— begin Records for this exercise —

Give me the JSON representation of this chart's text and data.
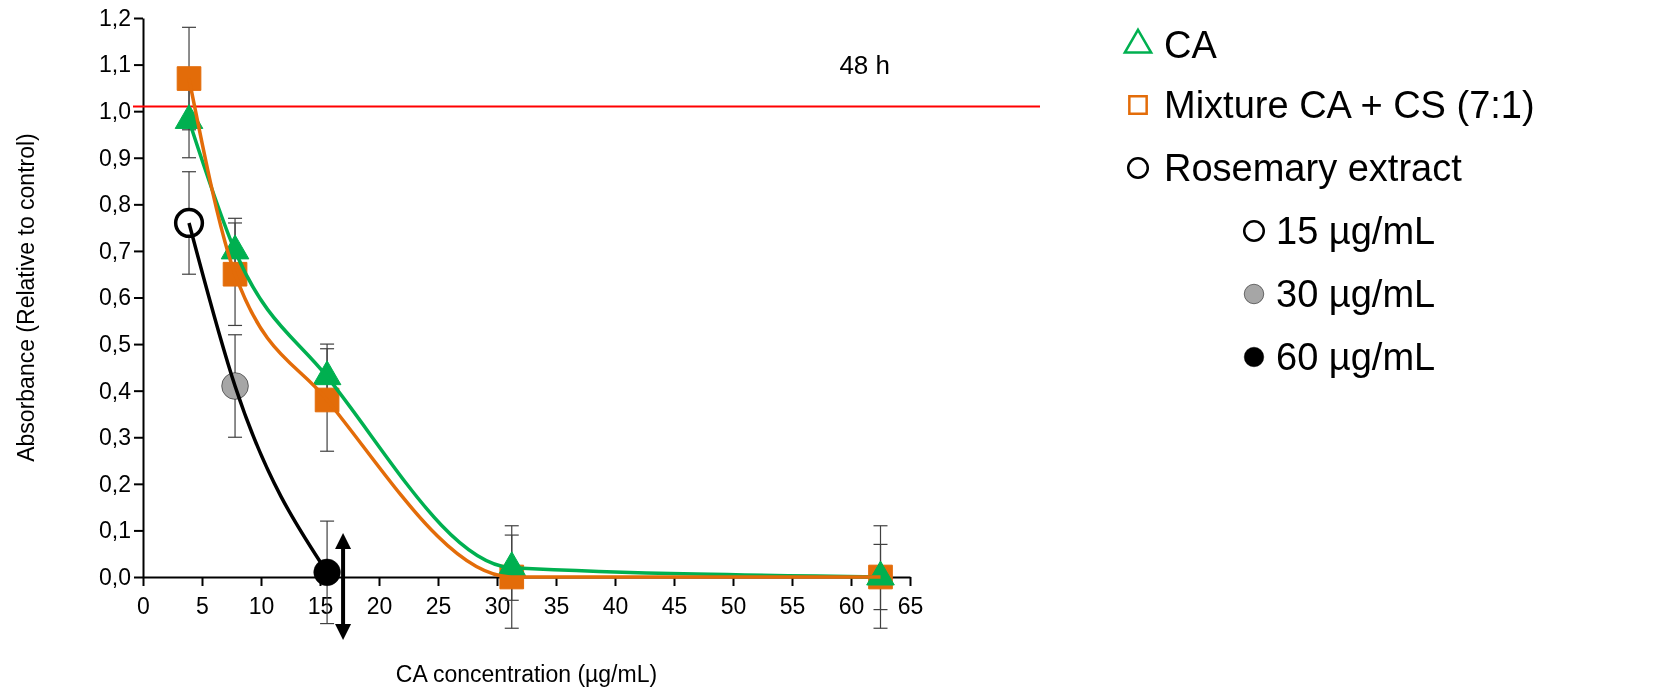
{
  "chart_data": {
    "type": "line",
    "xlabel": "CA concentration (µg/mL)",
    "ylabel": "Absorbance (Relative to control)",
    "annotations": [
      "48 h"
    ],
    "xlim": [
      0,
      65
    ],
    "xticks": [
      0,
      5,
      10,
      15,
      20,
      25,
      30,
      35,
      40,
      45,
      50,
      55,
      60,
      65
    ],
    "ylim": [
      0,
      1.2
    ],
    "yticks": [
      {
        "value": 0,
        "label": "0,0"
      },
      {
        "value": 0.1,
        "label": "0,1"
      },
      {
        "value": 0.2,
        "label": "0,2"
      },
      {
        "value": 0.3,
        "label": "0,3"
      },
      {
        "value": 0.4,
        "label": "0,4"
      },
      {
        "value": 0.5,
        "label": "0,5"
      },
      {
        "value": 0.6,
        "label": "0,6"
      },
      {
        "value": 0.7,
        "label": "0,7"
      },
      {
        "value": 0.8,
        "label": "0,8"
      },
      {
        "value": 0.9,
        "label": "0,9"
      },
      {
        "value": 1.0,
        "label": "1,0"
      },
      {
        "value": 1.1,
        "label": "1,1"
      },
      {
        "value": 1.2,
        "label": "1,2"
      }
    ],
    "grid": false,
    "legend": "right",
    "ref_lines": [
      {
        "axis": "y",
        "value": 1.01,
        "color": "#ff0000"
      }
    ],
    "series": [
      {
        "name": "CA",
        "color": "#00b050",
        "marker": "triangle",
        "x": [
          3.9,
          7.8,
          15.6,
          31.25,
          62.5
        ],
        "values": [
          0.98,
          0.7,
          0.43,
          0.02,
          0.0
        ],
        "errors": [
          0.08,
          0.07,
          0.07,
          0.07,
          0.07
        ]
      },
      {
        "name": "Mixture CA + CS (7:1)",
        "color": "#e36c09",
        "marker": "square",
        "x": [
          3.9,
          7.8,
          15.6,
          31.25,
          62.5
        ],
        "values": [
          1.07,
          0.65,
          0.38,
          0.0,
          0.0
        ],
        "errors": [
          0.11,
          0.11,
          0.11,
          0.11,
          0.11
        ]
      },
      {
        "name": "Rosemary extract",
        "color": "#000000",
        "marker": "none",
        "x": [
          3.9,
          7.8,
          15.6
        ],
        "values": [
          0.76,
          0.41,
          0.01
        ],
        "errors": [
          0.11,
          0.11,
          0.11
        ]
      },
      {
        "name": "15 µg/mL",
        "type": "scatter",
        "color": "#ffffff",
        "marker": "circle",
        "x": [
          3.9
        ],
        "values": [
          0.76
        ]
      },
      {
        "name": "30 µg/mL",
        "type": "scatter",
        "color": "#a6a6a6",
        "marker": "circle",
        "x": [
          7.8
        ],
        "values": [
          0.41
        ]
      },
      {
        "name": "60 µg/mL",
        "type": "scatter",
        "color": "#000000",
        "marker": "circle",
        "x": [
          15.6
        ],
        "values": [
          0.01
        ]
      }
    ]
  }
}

— end Records for this exercise —
— begin Records for this exercise —

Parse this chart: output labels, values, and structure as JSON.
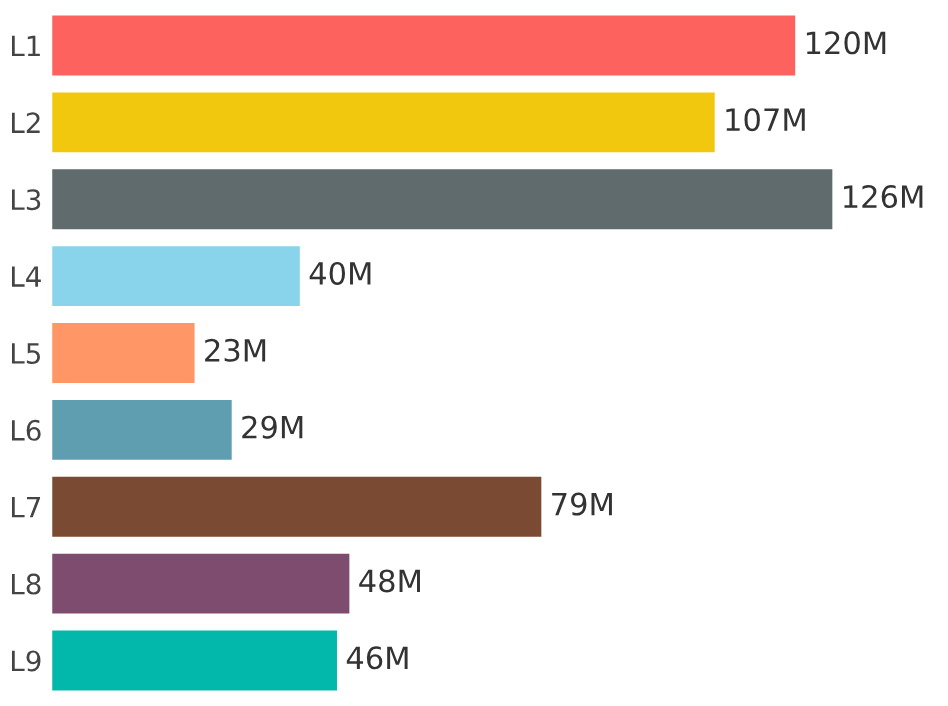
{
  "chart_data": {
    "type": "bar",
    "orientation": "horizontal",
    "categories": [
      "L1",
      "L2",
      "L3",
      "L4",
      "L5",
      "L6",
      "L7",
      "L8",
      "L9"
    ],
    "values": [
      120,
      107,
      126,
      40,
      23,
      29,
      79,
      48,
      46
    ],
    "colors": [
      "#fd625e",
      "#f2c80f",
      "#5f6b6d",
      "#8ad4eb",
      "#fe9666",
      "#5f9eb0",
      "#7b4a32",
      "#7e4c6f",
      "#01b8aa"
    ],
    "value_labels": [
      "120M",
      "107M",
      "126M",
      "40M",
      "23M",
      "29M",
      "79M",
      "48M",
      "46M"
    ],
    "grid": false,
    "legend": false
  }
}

— end Records for this exercise —
— begin Records for this exercise —

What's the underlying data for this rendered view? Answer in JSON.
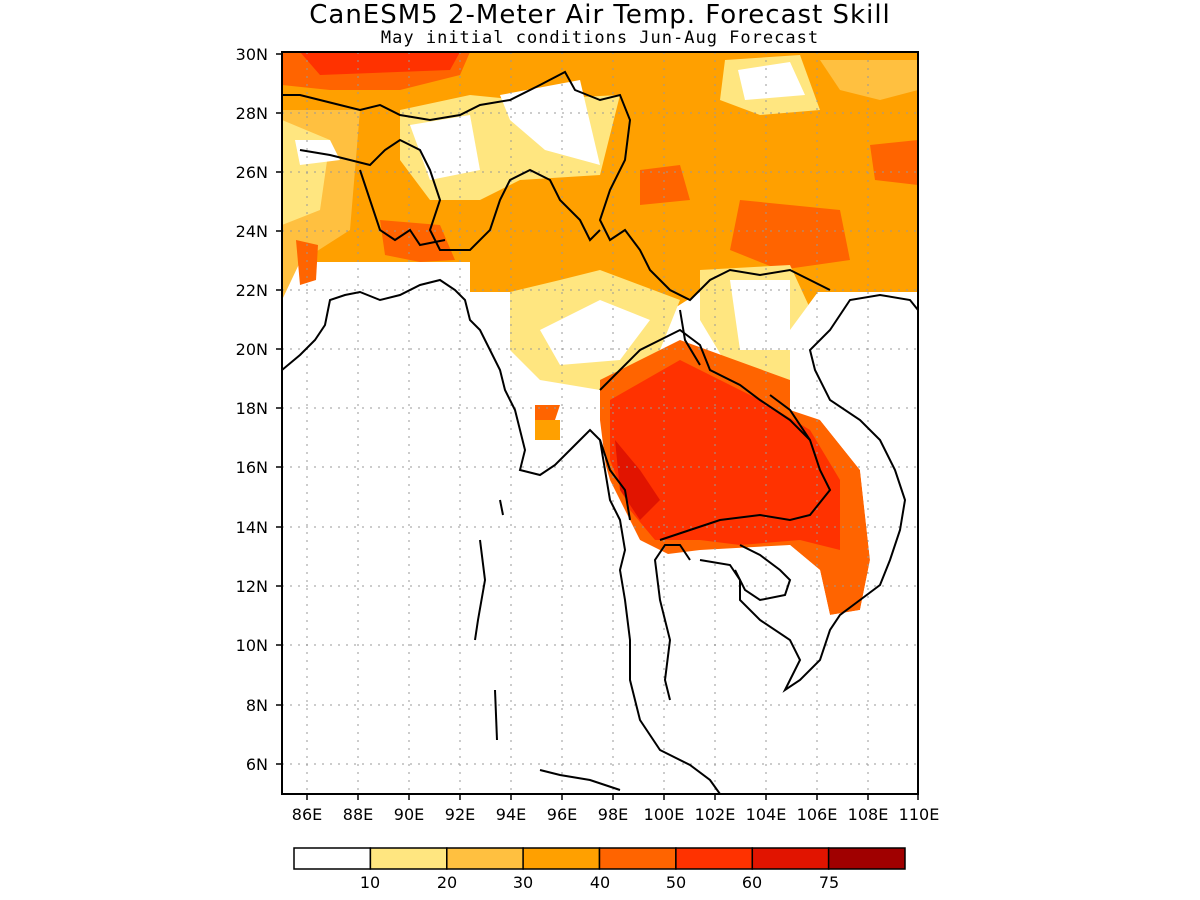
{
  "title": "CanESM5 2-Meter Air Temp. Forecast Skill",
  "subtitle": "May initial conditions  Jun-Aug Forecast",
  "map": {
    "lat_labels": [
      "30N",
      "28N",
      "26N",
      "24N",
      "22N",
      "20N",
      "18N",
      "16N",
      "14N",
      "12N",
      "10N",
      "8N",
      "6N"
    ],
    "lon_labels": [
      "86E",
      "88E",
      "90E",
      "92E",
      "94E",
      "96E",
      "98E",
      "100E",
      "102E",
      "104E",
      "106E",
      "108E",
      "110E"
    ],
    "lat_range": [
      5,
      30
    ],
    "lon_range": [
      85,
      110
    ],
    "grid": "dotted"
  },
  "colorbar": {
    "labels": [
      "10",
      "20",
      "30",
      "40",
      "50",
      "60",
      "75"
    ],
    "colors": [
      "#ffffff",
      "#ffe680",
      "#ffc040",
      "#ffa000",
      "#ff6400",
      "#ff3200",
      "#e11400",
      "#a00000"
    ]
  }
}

— end Records for this exercise —

> **Instructions to follow**: Copy each line from the data above that includes "name".

> **Answer**:
        "name": "CA",
        "name": "Mixture CA + CS (7:1)",
        "name": "Rosemary extract",
        "name": "15 µg/mL",
        "name": "30 µg/mL",
        "name": "60 µg/mL",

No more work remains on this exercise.